───── Data listing ─────
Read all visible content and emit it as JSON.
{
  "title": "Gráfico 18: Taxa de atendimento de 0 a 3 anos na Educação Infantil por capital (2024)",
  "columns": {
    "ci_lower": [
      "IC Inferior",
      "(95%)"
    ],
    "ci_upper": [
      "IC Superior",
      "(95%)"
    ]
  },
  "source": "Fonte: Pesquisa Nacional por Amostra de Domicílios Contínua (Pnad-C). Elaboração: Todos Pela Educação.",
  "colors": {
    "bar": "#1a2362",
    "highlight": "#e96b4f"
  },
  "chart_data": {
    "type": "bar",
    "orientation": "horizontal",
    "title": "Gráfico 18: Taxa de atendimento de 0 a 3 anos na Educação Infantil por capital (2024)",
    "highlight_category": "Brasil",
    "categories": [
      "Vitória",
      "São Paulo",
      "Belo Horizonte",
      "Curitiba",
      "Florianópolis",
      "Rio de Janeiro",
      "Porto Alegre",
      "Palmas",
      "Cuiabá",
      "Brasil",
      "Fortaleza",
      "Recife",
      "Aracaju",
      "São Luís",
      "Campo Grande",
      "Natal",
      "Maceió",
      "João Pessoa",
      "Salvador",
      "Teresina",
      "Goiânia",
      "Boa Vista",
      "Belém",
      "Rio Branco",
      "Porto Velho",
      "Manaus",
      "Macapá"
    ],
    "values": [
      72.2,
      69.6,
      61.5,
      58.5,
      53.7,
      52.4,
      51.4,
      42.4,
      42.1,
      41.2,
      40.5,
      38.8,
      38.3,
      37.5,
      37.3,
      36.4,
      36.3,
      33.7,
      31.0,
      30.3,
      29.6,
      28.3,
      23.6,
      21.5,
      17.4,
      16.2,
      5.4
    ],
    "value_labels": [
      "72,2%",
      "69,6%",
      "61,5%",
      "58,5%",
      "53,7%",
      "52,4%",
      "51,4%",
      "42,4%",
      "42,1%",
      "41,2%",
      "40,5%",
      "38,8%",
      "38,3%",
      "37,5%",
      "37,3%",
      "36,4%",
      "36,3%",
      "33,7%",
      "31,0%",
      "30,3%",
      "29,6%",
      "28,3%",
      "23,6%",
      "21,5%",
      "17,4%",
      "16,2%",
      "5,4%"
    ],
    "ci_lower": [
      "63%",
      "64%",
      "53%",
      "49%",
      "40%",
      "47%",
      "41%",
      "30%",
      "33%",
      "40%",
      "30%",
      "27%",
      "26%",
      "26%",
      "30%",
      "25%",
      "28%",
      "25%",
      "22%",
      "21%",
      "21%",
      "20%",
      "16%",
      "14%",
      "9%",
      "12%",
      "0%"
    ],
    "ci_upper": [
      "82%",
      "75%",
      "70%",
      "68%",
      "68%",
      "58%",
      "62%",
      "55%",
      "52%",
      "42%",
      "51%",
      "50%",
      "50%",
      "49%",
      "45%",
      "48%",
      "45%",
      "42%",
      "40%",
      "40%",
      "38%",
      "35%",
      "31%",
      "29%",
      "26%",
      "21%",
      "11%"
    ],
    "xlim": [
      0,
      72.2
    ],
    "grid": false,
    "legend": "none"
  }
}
─────
» Problem to solve
Return the material exactly as it stands.

» Result
Read all visible content and emit it as JSON.
{
  "title": "Gráfico 18: Taxa de atendimento de 0 a 3 anos na Educação Infantil por capital (2024)",
  "columns": {
    "ci_lower": [
      "IC Inferior",
      "(95%)"
    ],
    "ci_upper": [
      "IC Superior",
      "(95%)"
    ]
  },
  "source": "Fonte: Pesquisa Nacional por Amostra de Domicílios Contínua (Pnad-C). Elaboração: Todos Pela Educação.",
  "colors": {
    "bar": "#1a2362",
    "highlight": "#e96b4f"
  },
  "chart_data": {
    "type": "bar",
    "orientation": "horizontal",
    "title": "Gráfico 18: Taxa de atendimento de 0 a 3 anos na Educação Infantil por capital (2024)",
    "highlight_category": "Brasil",
    "categories": [
      "Vitória",
      "São Paulo",
      "Belo Horizonte",
      "Curitiba",
      "Florianópolis",
      "Rio de Janeiro",
      "Porto Alegre",
      "Palmas",
      "Cuiabá",
      "Brasil",
      "Fortaleza",
      "Recife",
      "Aracaju",
      "São Luís",
      "Campo Grande",
      "Natal",
      "Maceió",
      "João Pessoa",
      "Salvador",
      "Teresina",
      "Goiânia",
      "Boa Vista",
      "Belém",
      "Rio Branco",
      "Porto Velho",
      "Manaus",
      "Macapá"
    ],
    "values": [
      72.2,
      69.6,
      61.5,
      58.5,
      53.7,
      52.4,
      51.4,
      42.4,
      42.1,
      41.2,
      40.5,
      38.8,
      38.3,
      37.5,
      37.3,
      36.4,
      36.3,
      33.7,
      31.0,
      30.3,
      29.6,
      28.3,
      23.6,
      21.5,
      17.4,
      16.2,
      5.4
    ],
    "value_labels": [
      "72,2%",
      "69,6%",
      "61,5%",
      "58,5%",
      "53,7%",
      "52,4%",
      "51,4%",
      "42,4%",
      "42,1%",
      "41,2%",
      "40,5%",
      "38,8%",
      "38,3%",
      "37,5%",
      "37,3%",
      "36,4%",
      "36,3%",
      "33,7%",
      "31,0%",
      "30,3%",
      "29,6%",
      "28,3%",
      "23,6%",
      "21,5%",
      "17,4%",
      "16,2%",
      "5,4%"
    ],
    "ci_lower": [
      "63%",
      "64%",
      "53%",
      "49%",
      "40%",
      "47%",
      "41%",
      "30%",
      "33%",
      "40%",
      "30%",
      "27%",
      "26%",
      "26%",
      "30%",
      "25%",
      "28%",
      "25%",
      "22%",
      "21%",
      "21%",
      "20%",
      "16%",
      "14%",
      "9%",
      "12%",
      "0%"
    ],
    "ci_upper": [
      "82%",
      "75%",
      "70%",
      "68%",
      "68%",
      "58%",
      "62%",
      "55%",
      "52%",
      "42%",
      "51%",
      "50%",
      "50%",
      "49%",
      "45%",
      "48%",
      "45%",
      "42%",
      "40%",
      "40%",
      "38%",
      "35%",
      "31%",
      "29%",
      "26%",
      "21%",
      "11%"
    ],
    "xlim": [
      0,
      72.2
    ],
    "grid": false,
    "legend": "none"
  }
}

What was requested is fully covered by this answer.